-- Challenge --
Quote the whole listing word for word, please.

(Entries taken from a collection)
——
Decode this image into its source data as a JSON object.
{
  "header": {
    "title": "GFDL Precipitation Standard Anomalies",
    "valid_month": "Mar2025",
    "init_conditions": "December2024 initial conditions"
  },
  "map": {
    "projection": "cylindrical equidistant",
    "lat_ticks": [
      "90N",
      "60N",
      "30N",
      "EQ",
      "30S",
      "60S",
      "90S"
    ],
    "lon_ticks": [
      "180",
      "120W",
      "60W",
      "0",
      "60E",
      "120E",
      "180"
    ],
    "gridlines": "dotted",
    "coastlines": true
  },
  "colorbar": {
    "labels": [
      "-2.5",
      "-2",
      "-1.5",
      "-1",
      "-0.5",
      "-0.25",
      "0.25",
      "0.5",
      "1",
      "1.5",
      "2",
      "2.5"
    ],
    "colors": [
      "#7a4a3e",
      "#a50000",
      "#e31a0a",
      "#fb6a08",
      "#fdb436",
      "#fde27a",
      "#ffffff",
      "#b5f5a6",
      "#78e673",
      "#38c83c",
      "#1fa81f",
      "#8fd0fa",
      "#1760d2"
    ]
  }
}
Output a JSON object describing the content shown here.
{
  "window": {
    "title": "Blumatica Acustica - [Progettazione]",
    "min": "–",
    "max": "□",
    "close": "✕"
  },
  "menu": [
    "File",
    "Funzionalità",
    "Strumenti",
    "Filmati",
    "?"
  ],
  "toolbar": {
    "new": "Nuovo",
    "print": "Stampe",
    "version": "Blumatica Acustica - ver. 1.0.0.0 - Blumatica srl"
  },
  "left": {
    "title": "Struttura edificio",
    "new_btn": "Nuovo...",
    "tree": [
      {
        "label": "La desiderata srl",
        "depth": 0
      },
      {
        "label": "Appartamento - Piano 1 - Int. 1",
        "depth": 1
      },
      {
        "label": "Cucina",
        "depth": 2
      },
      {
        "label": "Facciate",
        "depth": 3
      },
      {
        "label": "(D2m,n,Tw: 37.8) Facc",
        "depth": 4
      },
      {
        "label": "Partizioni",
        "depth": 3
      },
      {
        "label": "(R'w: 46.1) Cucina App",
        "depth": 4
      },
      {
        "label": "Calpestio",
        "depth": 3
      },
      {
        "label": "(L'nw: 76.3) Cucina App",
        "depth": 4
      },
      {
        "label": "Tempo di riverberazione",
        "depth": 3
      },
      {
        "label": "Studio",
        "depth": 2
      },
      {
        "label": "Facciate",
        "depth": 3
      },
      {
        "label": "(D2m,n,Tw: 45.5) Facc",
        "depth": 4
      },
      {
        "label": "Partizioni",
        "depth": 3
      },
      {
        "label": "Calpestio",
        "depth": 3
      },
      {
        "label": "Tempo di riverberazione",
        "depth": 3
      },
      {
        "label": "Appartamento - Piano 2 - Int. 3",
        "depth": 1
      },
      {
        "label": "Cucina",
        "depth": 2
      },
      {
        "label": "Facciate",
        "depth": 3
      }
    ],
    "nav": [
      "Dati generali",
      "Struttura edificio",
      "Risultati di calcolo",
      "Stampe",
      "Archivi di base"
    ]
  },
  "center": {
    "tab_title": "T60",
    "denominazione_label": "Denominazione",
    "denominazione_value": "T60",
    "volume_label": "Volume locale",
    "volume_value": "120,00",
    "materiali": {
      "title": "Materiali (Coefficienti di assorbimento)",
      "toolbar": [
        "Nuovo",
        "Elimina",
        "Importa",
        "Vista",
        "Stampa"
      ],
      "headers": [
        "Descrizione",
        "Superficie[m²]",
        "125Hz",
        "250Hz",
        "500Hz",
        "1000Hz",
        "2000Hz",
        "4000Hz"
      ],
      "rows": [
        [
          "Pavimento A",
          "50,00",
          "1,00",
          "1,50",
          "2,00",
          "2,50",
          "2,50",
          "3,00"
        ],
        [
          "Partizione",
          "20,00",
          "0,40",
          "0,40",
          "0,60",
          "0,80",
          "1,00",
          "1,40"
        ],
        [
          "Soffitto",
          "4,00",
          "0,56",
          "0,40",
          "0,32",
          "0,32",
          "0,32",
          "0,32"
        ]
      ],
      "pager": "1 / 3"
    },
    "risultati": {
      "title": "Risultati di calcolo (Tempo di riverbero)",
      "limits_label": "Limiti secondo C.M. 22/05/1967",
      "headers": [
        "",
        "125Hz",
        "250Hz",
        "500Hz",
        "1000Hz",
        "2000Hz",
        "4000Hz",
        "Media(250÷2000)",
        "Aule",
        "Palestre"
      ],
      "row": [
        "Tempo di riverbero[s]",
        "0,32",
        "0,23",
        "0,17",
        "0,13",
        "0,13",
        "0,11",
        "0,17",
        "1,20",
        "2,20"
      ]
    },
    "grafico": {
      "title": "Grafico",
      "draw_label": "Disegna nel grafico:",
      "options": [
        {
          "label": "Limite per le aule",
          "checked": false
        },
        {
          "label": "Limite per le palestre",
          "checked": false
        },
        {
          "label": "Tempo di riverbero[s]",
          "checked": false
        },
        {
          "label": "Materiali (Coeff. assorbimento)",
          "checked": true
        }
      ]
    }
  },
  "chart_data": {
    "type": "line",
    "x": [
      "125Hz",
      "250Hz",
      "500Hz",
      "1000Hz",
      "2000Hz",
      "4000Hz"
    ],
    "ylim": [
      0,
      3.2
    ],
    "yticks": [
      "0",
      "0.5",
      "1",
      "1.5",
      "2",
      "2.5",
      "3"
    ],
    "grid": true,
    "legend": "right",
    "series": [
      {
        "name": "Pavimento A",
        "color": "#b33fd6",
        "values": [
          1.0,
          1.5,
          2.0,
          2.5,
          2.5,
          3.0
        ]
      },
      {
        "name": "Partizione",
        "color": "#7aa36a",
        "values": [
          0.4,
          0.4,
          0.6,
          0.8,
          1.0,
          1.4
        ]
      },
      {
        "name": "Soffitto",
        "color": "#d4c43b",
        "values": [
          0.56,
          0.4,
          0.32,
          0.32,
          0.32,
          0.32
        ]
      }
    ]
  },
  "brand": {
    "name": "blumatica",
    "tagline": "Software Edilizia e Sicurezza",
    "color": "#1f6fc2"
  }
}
——
-- Final result --
Decode this image into its source data as a JSON object.
{
  "header": {
    "title": "GFDL Precipitation Standard Anomalies",
    "valid_month": "Mar2025",
    "init_conditions": "December2024 initial conditions"
  },
  "map": {
    "projection": "cylindrical equidistant",
    "lat_ticks": [
      "90N",
      "60N",
      "30N",
      "EQ",
      "30S",
      "60S",
      "90S"
    ],
    "lon_ticks": [
      "180",
      "120W",
      "60W",
      "0",
      "60E",
      "120E",
      "180"
    ],
    "gridlines": "dotted",
    "coastlines": true
  },
  "colorbar": {
    "labels": [
      "-2.5",
      "-2",
      "-1.5",
      "-1",
      "-0.5",
      "-0.25",
      "0.25",
      "0.5",
      "1",
      "1.5",
      "2",
      "2.5"
    ],
    "colors": [
      "#7a4a3e",
      "#a50000",
      "#e31a0a",
      "#fb6a08",
      "#fdb436",
      "#fde27a",
      "#ffffff",
      "#b5f5a6",
      "#78e673",
      "#38c83c",
      "#1fa81f",
      "#8fd0fa",
      "#1760d2"
    ]
  }
}
Output a JSON object describing the content shown here.
{
  "window": {
    "title": "Blumatica Acustica - [Progettazione]",
    "min": "–",
    "max": "□",
    "close": "✕"
  },
  "menu": [
    "File",
    "Funzionalità",
    "Strumenti",
    "Filmati",
    "?"
  ],
  "toolbar": {
    "new": "Nuovo",
    "print": "Stampe",
    "version": "Blumatica Acustica - ver. 1.0.0.0 - Blumatica srl"
  },
  "left": {
    "title": "Struttura edificio",
    "new_btn": "Nuovo...",
    "tree": [
      {
        "label": "La desiderata srl",
        "depth": 0
      },
      {
        "label": "Appartamento - Piano 1 - Int. 1",
        "depth": 1
      },
      {
        "label": "Cucina",
        "depth": 2
      },
      {
        "label": "Facciate",
        "depth": 3
      },
      {
        "label": "(D2m,n,Tw: 37.8) Facc",
        "depth": 4
      },
      {
        "label": "Partizioni",
        "depth": 3
      },
      {
        "label": "(R'w: 46.1) Cucina App",
        "depth": 4
      },
      {
        "label": "Calpestio",
        "depth": 3
      },
      {
        "label": "(L'nw: 76.3) Cucina App",
        "depth": 4
      },
      {
        "label": "Tempo di riverberazione",
        "depth": 3
      },
      {
        "label": "Studio",
        "depth": 2
      },
      {
        "label": "Facciate",
        "depth": 3
      },
      {
        "label": "(D2m,n,Tw: 45.5) Facc",
        "depth": 4
      },
      {
        "label": "Partizioni",
        "depth": 3
      },
      {
        "label": "Calpestio",
        "depth": 3
      },
      {
        "label": "Tempo di riverberazione",
        "depth": 3
      },
      {
        "label": "Appartamento - Piano 2 - Int. 3",
        "depth": 1
      },
      {
        "label": "Cucina",
        "depth": 2
      },
      {
        "label": "Facciate",
        "depth": 3
      }
    ],
    "nav": [
      "Dati generali",
      "Struttura edificio",
      "Risultati di calcolo",
      "Stampe",
      "Archivi di base"
    ]
  },
  "center": {
    "tab_title": "T60",
    "denominazione_label": "Denominazione",
    "denominazione_value": "T60",
    "volume_label": "Volume locale",
    "volume_value": "120,00",
    "materiali": {
      "title": "Materiali (Coefficienti di assorbimento)",
      "toolbar": [
        "Nuovo",
        "Elimina",
        "Importa",
        "Vista",
        "Stampa"
      ],
      "headers": [
        "Descrizione",
        "Superficie[m²]",
        "125Hz",
        "250Hz",
        "500Hz",
        "1000Hz",
        "2000Hz",
        "4000Hz"
      ],
      "rows": [
        [
          "Pavimento A",
          "50,00",
          "1,00",
          "1,50",
          "2,00",
          "2,50",
          "2,50",
          "3,00"
        ],
        [
          "Partizione",
          "20,00",
          "0,40",
          "0,40",
          "0,60",
          "0,80",
          "1,00",
          "1,40"
        ],
        [
          "Soffitto",
          "4,00",
          "0,56",
          "0,40",
          "0,32",
          "0,32",
          "0,32",
          "0,32"
        ]
      ],
      "pager": "1 / 3"
    },
    "risultati": {
      "title": "Risultati di calcolo (Tempo di riverbero)",
      "limits_label": "Limiti secondo C.M. 22/05/1967",
      "headers": [
        "",
        "125Hz",
        "250Hz",
        "500Hz",
        "1000Hz",
        "2000Hz",
        "4000Hz",
        "Media(250÷2000)",
        "Aule",
        "Palestre"
      ],
      "row": [
        "Tempo di riverbero[s]",
        "0,32",
        "0,23",
        "0,17",
        "0,13",
        "0,13",
        "0,11",
        "0,17",
        "1,20",
        "2,20"
      ]
    },
    "grafico": {
      "title": "Grafico",
      "draw_label": "Disegna nel grafico:",
      "options": [
        {
          "label": "Limite per le aule",
          "checked": false
        },
        {
          "label": "Limite per le palestre",
          "checked": false
        },
        {
          "label": "Tempo di riverbero[s]",
          "checked": false
        },
        {
          "label": "Materiali (Coeff. assorbimento)",
          "checked": true
        }
      ]
    }
  },
  "chart_data": {
    "type": "line",
    "x": [
      "125Hz",
      "250Hz",
      "500Hz",
      "1000Hz",
      "2000Hz",
      "4000Hz"
    ],
    "ylim": [
      0,
      3.2
    ],
    "yticks": [
      "0",
      "0.5",
      "1",
      "1.5",
      "2",
      "2.5",
      "3"
    ],
    "grid": true,
    "legend": "right",
    "series": [
      {
        "name": "Pavimento A",
        "color": "#b33fd6",
        "values": [
          1.0,
          1.5,
          2.0,
          2.5,
          2.5,
          3.0
        ]
      },
      {
        "name": "Partizione",
        "color": "#7aa36a",
        "values": [
          0.4,
          0.4,
          0.6,
          0.8,
          1.0,
          1.4
        ]
      },
      {
        "name": "Soffitto",
        "color": "#d4c43b",
        "values": [
          0.56,
          0.4,
          0.32,
          0.32,
          0.32,
          0.32
        ]
      }
    ]
  },
  "brand": {
    "name": "blumatica",
    "tagline": "Software Edilizia e Sicurezza",
    "color": "#1f6fc2"
  }
}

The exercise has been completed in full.